WORK TO BE COMPLETED: Copy each of the entries below faithfully, setting aside any pictures.

Items listed in a dataset:
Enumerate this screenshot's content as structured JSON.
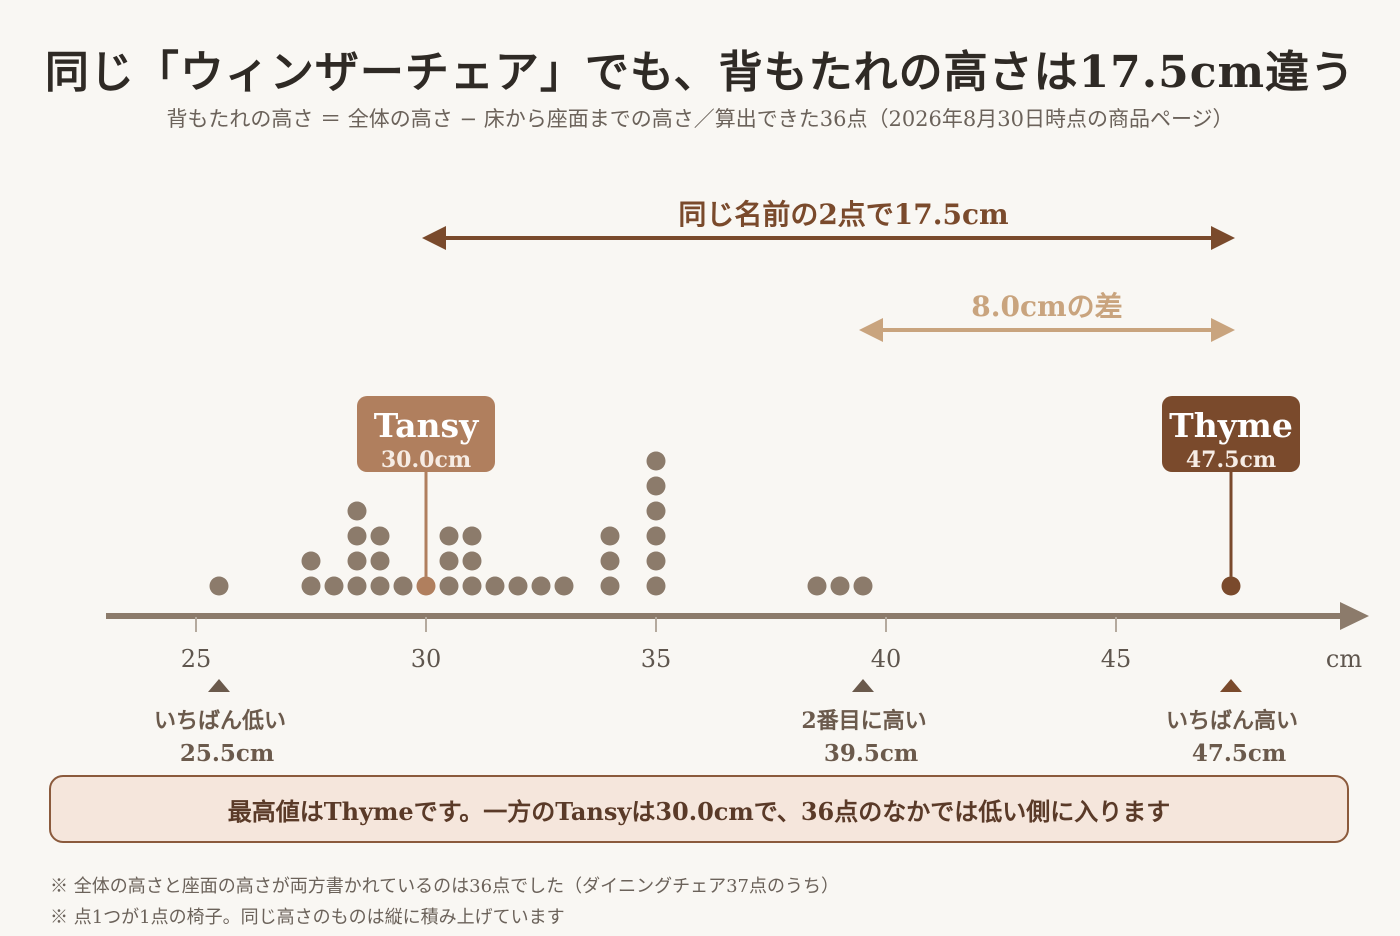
{
  "title": "同じ「ウィンザーチェア」でも、背もたれの高さは17.5cm違う",
  "subtitle": "背もたれの高さ ＝ 全体の高さ − 床から座面までの高さ／算出できた36点（2026年8月30日時点の商品ページ）",
  "colors": {
    "dot": "#8c7b6b",
    "axis": "#8c7b6b",
    "tansy": "#b07f5e",
    "thyme": "#7a4a2c",
    "range_arrow": "#7a4a2c",
    "diff_arrow": "#c9a47e",
    "marker": "#6b5a4c",
    "marker_high": "#7a4a2c",
    "summary_bg": "#f5e6dc",
    "summary_border": "#8b5a3c"
  },
  "chart_data": {
    "type": "scatter",
    "subtype": "dot-plot",
    "xlabel": "cm",
    "xlim": [
      23.5,
      50.5
    ],
    "x_ticks": [
      25,
      30,
      35,
      40,
      45
    ],
    "x_tick_labels": [
      "25",
      "30",
      "35",
      "40",
      "45"
    ],
    "grid": false,
    "values": [
      25.5,
      27.5,
      27.5,
      28.0,
      28.5,
      28.5,
      28.5,
      28.5,
      29.0,
      29.0,
      29.0,
      29.5,
      30.0,
      30.5,
      30.5,
      30.5,
      31.0,
      31.0,
      31.0,
      31.5,
      32.0,
      32.5,
      33.0,
      34.0,
      34.0,
      34.0,
      35.0,
      35.0,
      35.0,
      35.0,
      35.0,
      35.0,
      38.5,
      39.0,
      39.5,
      47.5
    ],
    "highlights": [
      {
        "name": "Tansy",
        "value": 30.0,
        "label": "30.0cm",
        "color_key": "tansy"
      },
      {
        "name": "Thyme",
        "value": 47.5,
        "label": "47.5cm",
        "color_key": "thyme"
      }
    ],
    "range_annotations": [
      {
        "label": "同じ名前の2点で17.5cm",
        "from": 30.0,
        "to": 47.5,
        "color_key": "range_arrow"
      },
      {
        "label": "8.0cmの差",
        "from": 39.5,
        "to": 47.5,
        "color_key": "diff_arrow"
      }
    ],
    "markers": [
      {
        "value": 25.5,
        "line1": "いちばん低い",
        "line2": "25.5cm",
        "color_key": "marker"
      },
      {
        "value": 39.5,
        "line1": "2番目に高い",
        "line2": "39.5cm",
        "color_key": "marker"
      },
      {
        "value": 47.5,
        "line1": "いちばん高い",
        "line2": "47.5cm",
        "color_key": "marker_high"
      }
    ]
  },
  "summary": "最高値はThymeです。一方のTansyは30.0cmで、36点のなかでは低い側に入ります",
  "notes": [
    "※ 全体の高さと座面の高さが両方書かれているのは36点でした（ダイニングチェア37点のうち）",
    "※ 点1つが1点の椅子。同じ高さのものは縦に積み上げています"
  ]
}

OUTPUT:
Enumerate this screenshot's content as structured JSON.
{
  "title": "同じ「ウィンザーチェア」でも、背もたれの高さは17.5cm違う",
  "subtitle": "背もたれの高さ ＝ 全体の高さ − 床から座面までの高さ／算出できた36点（2026年8月30日時点の商品ページ）",
  "colors": {
    "dot": "#8c7b6b",
    "axis": "#8c7b6b",
    "tansy": "#b07f5e",
    "thyme": "#7a4a2c",
    "range_arrow": "#7a4a2c",
    "diff_arrow": "#c9a47e",
    "marker": "#6b5a4c",
    "marker_high": "#7a4a2c",
    "summary_bg": "#f5e6dc",
    "summary_border": "#8b5a3c"
  },
  "chart_data": {
    "type": "scatter",
    "subtype": "dot-plot",
    "xlabel": "cm",
    "xlim": [
      23.5,
      50.5
    ],
    "x_ticks": [
      25,
      30,
      35,
      40,
      45
    ],
    "x_tick_labels": [
      "25",
      "30",
      "35",
      "40",
      "45"
    ],
    "grid": false,
    "values": [
      25.5,
      27.5,
      27.5,
      28.0,
      28.5,
      28.5,
      28.5,
      28.5,
      29.0,
      29.0,
      29.0,
      29.5,
      30.0,
      30.5,
      30.5,
      30.5,
      31.0,
      31.0,
      31.0,
      31.5,
      32.0,
      32.5,
      33.0,
      34.0,
      34.0,
      34.0,
      35.0,
      35.0,
      35.0,
      35.0,
      35.0,
      35.0,
      38.5,
      39.0,
      39.5,
      47.5
    ],
    "highlights": [
      {
        "name": "Tansy",
        "value": 30.0,
        "label": "30.0cm",
        "color_key": "tansy"
      },
      {
        "name": "Thyme",
        "value": 47.5,
        "label": "47.5cm",
        "color_key": "thyme"
      }
    ],
    "range_annotations": [
      {
        "label": "同じ名前の2点で17.5cm",
        "from": 30.0,
        "to": 47.5,
        "color_key": "range_arrow"
      },
      {
        "label": "8.0cmの差",
        "from": 39.5,
        "to": 47.5,
        "color_key": "diff_arrow"
      }
    ],
    "markers": [
      {
        "value": 25.5,
        "line1": "いちばん低い",
        "line2": "25.5cm",
        "color_key": "marker"
      },
      {
        "value": 39.5,
        "line1": "2番目に高い",
        "line2": "39.5cm",
        "color_key": "marker"
      },
      {
        "value": 47.5,
        "line1": "いちばん高い",
        "line2": "47.5cm",
        "color_key": "marker_high"
      }
    ]
  },
  "summary": "最高値はThymeです。一方のTansyは30.0cmで、36点のなかでは低い側に入ります",
  "notes": [
    "※ 全体の高さと座面の高さが両方書かれているのは36点でした（ダイニングチェア37点のうち）",
    "※ 点1つが1点の椅子。同じ高さのものは縦に積み上げています"
  ]
}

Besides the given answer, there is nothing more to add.